#### [WHAT IS ASKED]
Pick up the OAR job management text at the point where it ends and keep writing it.

#### [DOCUMENT]
::::

Job management

Job manager introduction

Cluster notion

A cluster is a set of machines that consists of one or more frontend and compute nodes. A frontend is the machine on which the user connects in ssh, while the compute nodes are the machines on which the user runs his programs.

All programs that the user runs are done from a frontend using a resource manager that finds and allocates the required resources among the nodes.

The resource manager used is OAR.

Job notion

A job is what the user submits to the resource manager to execute a program. It consists of a description of the resources needed to run the program and the commands to execute the program, usually provided in a script.

The resources required by the resource manager to submit a job include the number of nodes, the number of cores per node, and the maximum computing time. If the user omits this information, the manager applies default values. The defaults are 1 node, 1 core and 2h maximum.

A job has a life cycle, it is:

  1. Submitted to the manager
  2. Waiting for free resources (Waiting)
  3. Running
  4. Terminated

OAR job management commands

Submitting a job

The command to submit a job is oarsub. This command has many options that can be found using the help option: oarsub --help.

Basic submission

The most basic form of use is the one where you only specify the project and the command to run: oarsub --project <your-project> <command>.

For example, below is an example of submitting the command /bin/hostname:

[cgirpi@froggy1 ~]$ oarsub --project cecipex /bin/hostname
[ADMISSION RULE] Set default walltime to 1800.

::::

#### [DATA SECTION]
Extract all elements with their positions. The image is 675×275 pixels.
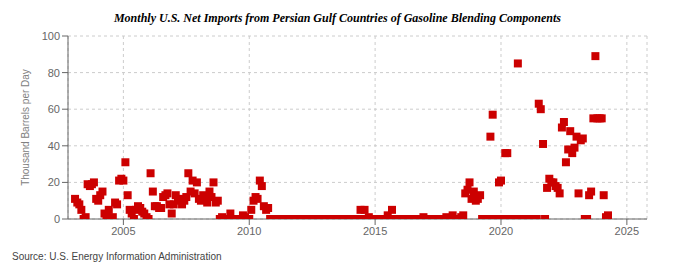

::::

#### [EXERCISE RESULT]
[ADMISSION RULE] Modify resource description with type constraints
[COMPUTE TYPE] Setting compute=YES
[ADMISSION RULE] Antifragmentation activated
[ADMISSION RULE] You requested 0 cores
[ADMISSION RULE] No antifrag for small jobs
OAR_JOB_ID=15576103

Each job is uniquely identified by its job identifier (OAR_JOB_ID). In the example, this identifier has the value 15576103.

Be aware that the command that you pass as argument of oarsub, and that you want to execute on the node, must have execution rights and be accessible from the nodes. Especially if the path is not in the PATH environment variable, you must then pass as argument the command with its full path.

Sandboxing: the devel mode

The special -t devel submission mode is available to facilitate job tuning. It is limited to jobs of 2 hours maximum, and allocates resources on nodes dedicated to this mode. This allows to have sandbox resources much more available than production resources.

As of February 2024, the sandbox nodes are accessible from a dedicated front-end, which is also used for pre-production testing of the new version of OAR (v3). Usage remains the same, but you simply need to connect to the dahu-oar3 front-end before you can launch a development job:

# Connect to the dahu-oar3 frontend
ssh dahu-oar3
# Launch a devel job with the '-t devel' option and a walltime less than 30 minutes
oarsub -l /nodes=1/core=1,walltime=00:10:00 -t devel ...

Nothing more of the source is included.